_Supplied data_.
^^^^^^^^

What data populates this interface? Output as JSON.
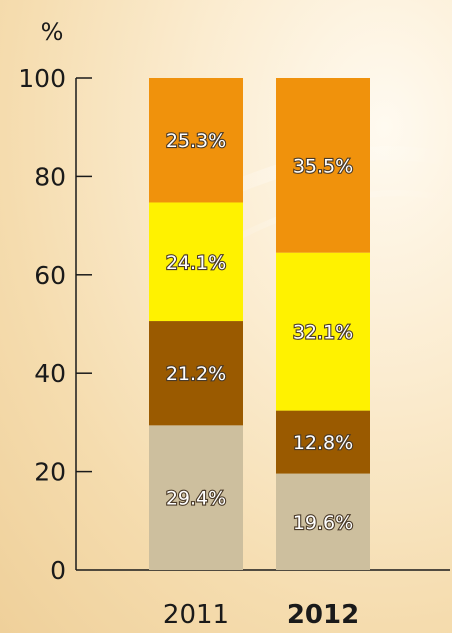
{
  "chart_data": {
    "type": "bar",
    "stacked": true,
    "ylabel": "%",
    "ylim": [
      0,
      100
    ],
    "yticks": [
      0,
      20,
      40,
      60,
      80,
      100
    ],
    "categories": [
      "2011",
      "2012"
    ],
    "category_emphasis": [
      false,
      true
    ],
    "series": [
      {
        "values": [
          29.4,
          19.6
        ],
        "labels": [
          "29.4%",
          "19.6%"
        ],
        "color": "#cdbf9e"
      },
      {
        "values": [
          21.2,
          12.8
        ],
        "labels": [
          "21.2%",
          "12.8%"
        ],
        "color": "#9a5a00"
      },
      {
        "values": [
          24.1,
          32.1
        ],
        "labels": [
          "24.1%",
          "32.1%"
        ],
        "color": "#fff200"
      },
      {
        "values": [
          25.3,
          35.5
        ],
        "labels": [
          "25.3%",
          "35.5%"
        ],
        "color": "#f0920c"
      }
    ],
    "grid": false,
    "legend": "none"
  }
}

^^^^^^^^

_Directions for this task_.
Show, from the material above, each line that includes the string "color".

_The result_.
        "color": "#cdbf9e"
        "color": "#9a5a00"
        "color": "#fff200"
        "color": "#f0920c"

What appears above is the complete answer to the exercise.